### Work instructions
Please reproduce every record, keeping each one exactly as written.

### Dataset extract
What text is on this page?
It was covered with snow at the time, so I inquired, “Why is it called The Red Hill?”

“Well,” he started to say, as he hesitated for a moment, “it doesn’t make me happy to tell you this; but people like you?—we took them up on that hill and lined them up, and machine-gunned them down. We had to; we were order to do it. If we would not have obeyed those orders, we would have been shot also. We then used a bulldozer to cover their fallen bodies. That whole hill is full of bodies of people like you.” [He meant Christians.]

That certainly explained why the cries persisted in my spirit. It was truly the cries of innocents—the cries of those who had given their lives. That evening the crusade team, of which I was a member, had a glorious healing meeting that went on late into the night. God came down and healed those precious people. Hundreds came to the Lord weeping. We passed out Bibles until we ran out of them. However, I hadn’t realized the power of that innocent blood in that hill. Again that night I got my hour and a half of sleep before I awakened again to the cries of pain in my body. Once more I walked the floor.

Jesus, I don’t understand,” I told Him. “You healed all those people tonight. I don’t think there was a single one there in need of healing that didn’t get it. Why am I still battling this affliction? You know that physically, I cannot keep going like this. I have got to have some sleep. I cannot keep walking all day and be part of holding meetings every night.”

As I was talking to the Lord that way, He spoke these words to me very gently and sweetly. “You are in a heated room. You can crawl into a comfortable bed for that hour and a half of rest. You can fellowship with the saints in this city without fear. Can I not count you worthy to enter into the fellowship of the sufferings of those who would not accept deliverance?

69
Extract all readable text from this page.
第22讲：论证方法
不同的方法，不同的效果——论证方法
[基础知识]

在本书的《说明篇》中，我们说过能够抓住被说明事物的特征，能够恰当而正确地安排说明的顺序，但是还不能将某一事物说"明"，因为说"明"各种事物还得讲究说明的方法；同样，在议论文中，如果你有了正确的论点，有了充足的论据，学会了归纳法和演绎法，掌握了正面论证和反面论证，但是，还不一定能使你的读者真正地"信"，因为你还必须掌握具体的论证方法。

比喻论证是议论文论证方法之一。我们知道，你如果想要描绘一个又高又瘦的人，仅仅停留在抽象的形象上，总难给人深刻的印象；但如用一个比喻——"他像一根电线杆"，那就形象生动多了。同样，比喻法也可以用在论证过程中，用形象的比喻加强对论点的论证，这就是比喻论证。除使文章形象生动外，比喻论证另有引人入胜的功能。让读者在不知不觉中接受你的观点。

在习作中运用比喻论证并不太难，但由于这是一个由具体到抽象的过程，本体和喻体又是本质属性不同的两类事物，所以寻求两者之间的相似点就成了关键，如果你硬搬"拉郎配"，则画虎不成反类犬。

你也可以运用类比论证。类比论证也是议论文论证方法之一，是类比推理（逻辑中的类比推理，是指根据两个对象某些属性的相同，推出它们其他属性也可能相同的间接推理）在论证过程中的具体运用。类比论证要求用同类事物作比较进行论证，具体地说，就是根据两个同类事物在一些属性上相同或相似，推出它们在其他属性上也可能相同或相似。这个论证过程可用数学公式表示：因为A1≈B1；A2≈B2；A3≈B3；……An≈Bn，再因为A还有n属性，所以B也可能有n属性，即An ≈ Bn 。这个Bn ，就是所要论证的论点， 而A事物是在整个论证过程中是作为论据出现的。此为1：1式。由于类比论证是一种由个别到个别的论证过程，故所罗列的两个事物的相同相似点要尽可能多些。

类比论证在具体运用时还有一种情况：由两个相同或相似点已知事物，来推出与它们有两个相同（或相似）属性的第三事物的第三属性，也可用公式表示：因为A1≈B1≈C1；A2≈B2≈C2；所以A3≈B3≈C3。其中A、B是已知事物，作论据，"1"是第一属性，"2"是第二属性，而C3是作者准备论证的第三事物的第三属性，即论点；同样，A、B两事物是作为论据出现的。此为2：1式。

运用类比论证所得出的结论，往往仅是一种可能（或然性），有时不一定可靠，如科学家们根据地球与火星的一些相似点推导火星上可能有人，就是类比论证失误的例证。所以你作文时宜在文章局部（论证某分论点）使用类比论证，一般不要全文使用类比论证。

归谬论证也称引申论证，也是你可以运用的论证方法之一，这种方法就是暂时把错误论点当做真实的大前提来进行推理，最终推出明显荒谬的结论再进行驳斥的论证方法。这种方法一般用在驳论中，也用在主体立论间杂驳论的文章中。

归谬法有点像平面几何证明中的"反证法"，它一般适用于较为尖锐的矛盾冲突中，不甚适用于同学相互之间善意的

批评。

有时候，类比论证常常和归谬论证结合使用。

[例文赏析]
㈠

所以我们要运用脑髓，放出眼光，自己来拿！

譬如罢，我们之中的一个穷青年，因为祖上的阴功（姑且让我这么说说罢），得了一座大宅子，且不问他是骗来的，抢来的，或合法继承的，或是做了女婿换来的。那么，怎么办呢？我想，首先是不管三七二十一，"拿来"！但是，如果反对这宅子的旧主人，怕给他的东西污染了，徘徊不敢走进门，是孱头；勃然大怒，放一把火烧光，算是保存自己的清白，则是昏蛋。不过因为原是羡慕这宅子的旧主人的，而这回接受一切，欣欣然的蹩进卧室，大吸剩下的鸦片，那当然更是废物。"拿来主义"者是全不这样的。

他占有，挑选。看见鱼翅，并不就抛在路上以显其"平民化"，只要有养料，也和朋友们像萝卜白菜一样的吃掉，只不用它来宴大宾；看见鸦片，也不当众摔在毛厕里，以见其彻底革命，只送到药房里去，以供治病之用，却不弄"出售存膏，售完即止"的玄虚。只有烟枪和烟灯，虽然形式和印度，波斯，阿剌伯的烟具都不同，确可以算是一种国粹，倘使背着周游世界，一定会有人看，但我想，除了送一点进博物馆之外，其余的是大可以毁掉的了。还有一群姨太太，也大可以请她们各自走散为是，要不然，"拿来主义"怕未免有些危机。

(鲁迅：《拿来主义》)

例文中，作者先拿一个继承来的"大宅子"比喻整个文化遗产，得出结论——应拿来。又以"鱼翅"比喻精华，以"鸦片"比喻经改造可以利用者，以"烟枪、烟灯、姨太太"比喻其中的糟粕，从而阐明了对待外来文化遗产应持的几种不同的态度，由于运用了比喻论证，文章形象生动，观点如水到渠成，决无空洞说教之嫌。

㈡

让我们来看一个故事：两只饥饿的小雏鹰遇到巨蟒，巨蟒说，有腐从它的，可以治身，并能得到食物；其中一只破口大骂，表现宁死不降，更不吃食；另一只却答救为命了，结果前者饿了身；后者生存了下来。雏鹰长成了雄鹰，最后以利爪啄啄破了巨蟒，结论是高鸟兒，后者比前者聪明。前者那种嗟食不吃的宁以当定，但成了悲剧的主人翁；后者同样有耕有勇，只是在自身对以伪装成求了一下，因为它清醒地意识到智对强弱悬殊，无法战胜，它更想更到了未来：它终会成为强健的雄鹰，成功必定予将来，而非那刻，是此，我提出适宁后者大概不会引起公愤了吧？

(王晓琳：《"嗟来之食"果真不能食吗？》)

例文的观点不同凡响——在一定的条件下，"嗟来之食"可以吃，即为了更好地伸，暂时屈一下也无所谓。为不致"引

### Answer
What text is on this page?
It was covered with snow at the time, so I inquired, “Why is it called The Red Hill?”

“Well,” he started to say, as he hesitated for a moment, “it doesn’t make me happy to tell you this; but people like you?—we took them up on that hill and lined them up, and machine-gunned them down. We had to; we were order to do it. If we would not have obeyed those orders, we would have been shot also. We then used a bulldozer to cover their fallen bodies. That whole hill is full of bodies of people like you.” [He meant Christians.]

That certainly explained why the cries persisted in my spirit. It was truly the cries of innocents—the cries of those who had given their lives. That evening the crusade team, of which I was a member, had a glorious healing meeting that went on late into the night. God came down and healed those precious people. Hundreds came to the Lord weeping. We passed out Bibles until we ran out of them. However, I hadn’t realized the power of that innocent blood in that hill. Again that night I got my hour and a half of sleep before I awakened again to the cries of pain in my body. Once more I walked the floor.

Jesus, I don’t understand,” I told Him. “You healed all those people tonight. I don’t think there was a single one there in need of healing that didn’t get it. Why am I still battling this affliction? You know that physically, I cannot keep going like this. I have got to have some sleep. I cannot keep walking all day and be part of holding meetings every night.”

As I was talking to the Lord that way, He spoke these words to me very gently and sweetly. “You are in a heated room. You can crawl into a comfortable bed for that hour and a half of rest. You can fellowship with the saints in this city without fear. Can I not count you worthy to enter into the fellowship of the sufferings of those who would not accept deliverance?

69
Extract all readable text from this page.
第22讲：论证方法
不同的方法，不同的效果——论证方法
[基础知识]

在本书的《说明篇》中，我们说过能够抓住被说明事物的特征，能够恰当而正确地安排说明的顺序，但是还不能将某一事物说"明"，因为说"明"各种事物还得讲究说明的方法；同样，在议论文中，如果你有了正确的论点，有了充足的论据，学会了归纳法和演绎法，掌握了正面论证和反面论证，但是，还不一定能使你的读者真正地"信"，因为你还必须掌握具体的论证方法。

比喻论证是议论文论证方法之一。我们知道，你如果想要描绘一个又高又瘦的人，仅仅停留在抽象的形象上，总难给人深刻的印象；但如用一个比喻——"他像一根电线杆"，那就形象生动多了。同样，比喻法也可以用在论证过程中，用形象的比喻加强对论点的论证，这就是比喻论证。除使文章形象生动外，比喻论证另有引人入胜的功能。让读者在不知不觉中接受你的观点。

在习作中运用比喻论证并不太难，但由于这是一个由具体到抽象的过程，本体和喻体又是本质属性不同的两类事物，所以寻求两者之间的相似点就成了关键，如果你硬搬"拉郎配"，则画虎不成反类犬。

你也可以运用类比论证。类比论证也是议论文论证方法之一，是类比推理（逻辑中的类比推理，是指根据两个对象某些属性的相同，推出它们其他属性也可能相同的间接推理）在论证过程中的具体运用。类比论证要求用同类事物作比较进行论证，具体地说，就是根据两个同类事物在一些属性上相同或相似，推出它们在其他属性上也可能相同或相似。这个论证过程可用数学公式表示：因为A1≈B1；A2≈B2；A3≈B3；……An≈Bn，再因为A还有n属性，所以B也可能有n属性，即An ≈ Bn 。这个Bn ，就是所要论证的论点， 而A事物是在整个论证过程中是作为论据出现的。此为1：1式。由于类比论证是一种由个别到个别的论证过程，故所罗列的两个事物的相同相似点要尽可能多些。

类比论证在具体运用时还有一种情况：由两个相同或相似点已知事物，来推出与它们有两个相同（或相似）属性的第三事物的第三属性，也可用公式表示：因为A1≈B1≈C1；A2≈B2≈C2；所以A3≈B3≈C3。其中A、B是已知事物，作论据，"1"是第一属性，"2"是第二属性，而C3是作者准备论证的第三事物的第三属性，即论点；同样，A、B两事物是作为论据出现的。此为2：1式。

运用类比论证所得出的结论，往往仅是一种可能（或然性），有时不一定可靠，如科学家们根据地球与火星的一些相似点推导火星上可能有人，就是类比论证失误的例证。所以你作文时宜在文章局部（论证某分论点）使用类比论证，一般不要全文使用类比论证。

归谬论证也称引申论证，也是你可以运用的论证方法之一，这种方法就是暂时把错误论点当做真实的大前提来进行推理，最终推出明显荒谬的结论再进行驳斥的论证方法。这种方法一般用在驳论中，也用在主体立论间杂驳论的文章中。

归谬法有点像平面几何证明中的"反证法"，它一般适用于较为尖锐的矛盾冲突中，不甚适用于同学相互之间善意的

批评。

有时候，类比论证常常和归谬论证结合使用。

[例文赏析]
㈠

所以我们要运用脑髓，放出眼光，自己来拿！

譬如罢，我们之中的一个穷青年，因为祖上的阴功（姑且让我这么说说罢），得了一座大宅子，且不问他是骗来的，抢来的，或合法继承的，或是做了女婿换来的。那么，怎么办呢？我想，首先是不管三七二十一，"拿来"！但是，如果反对这宅子的旧主人，怕给他的东西污染了，徘徊不敢走进门，是孱头；勃然大怒，放一把火烧光，算是保存自己的清白，则是昏蛋。不过因为原是羡慕这宅子的旧主人的，而这回接受一切，欣欣然的蹩进卧室，大吸剩下的鸦片，那当然更是废物。"拿来主义"者是全不这样的。

他占有，挑选。看见鱼翅，并不就抛在路上以显其"平民化"，只要有养料，也和朋友们像萝卜白菜一样的吃掉，只不用它来宴大宾；看见鸦片，也不当众摔在毛厕里，以见其彻底革命，只送到药房里去，以供治病之用，却不弄"出售存膏，售完即止"的玄虚。只有烟枪和烟灯，虽然形式和印度，波斯，阿剌伯的烟具都不同，确可以算是一种国粹，倘使背着周游世界，一定会有人看，但我想，除了送一点进博物馆之外，其余的是大可以毁掉的了。还有一群姨太太，也大可以请她们各自走散为是，要不然，"拿来主义"怕未免有些危机。

(鲁迅：《拿来主义》)

例文中，作者先拿一个继承来的"大宅子"比喻整个文化遗产，得出结论——应拿来。又以"鱼翅"比喻精华，以"鸦片"比喻经改造可以利用者，以"烟枪、烟灯、姨太太"比喻其中的糟粕，从而阐明了对待外来文化遗产应持的几种不同的态度，由于运用了比喻论证，文章形象生动，观点如水到渠成，决无空洞说教之嫌。

㈡

让我们来看一个故事：两只饥饿的小雏鹰遇到巨蟒，巨蟒说，有腐从它的，可以治身，并能得到食物；其中一只破口大骂，表现宁死不降，更不吃食；另一只却答救为命了，结果前者饿了身；后者生存了下来。雏鹰长成了雄鹰，最后以利爪啄啄破了巨蟒，结论是高鸟兒，后者比前者聪明。前者那种嗟食不吃的宁以当定，但成了悲剧的主人翁；后者同样有耕有勇，只是在自身对以伪装成求了一下，因为它清醒地意识到智对强弱悬殊，无法战胜，它更想更到了未来：它终会成为强健的雄鹰，成功必定予将来，而非那刻，是此，我提出适宁后者大概不会引起公愤了吧？

(王晓琳：《"嗟来之食"果真不能食吗？》)

例文的观点不同凡响——在一定的条件下，"嗟来之食"可以吃，即为了更好地伸，暂时屈一下也无所谓。为不致"引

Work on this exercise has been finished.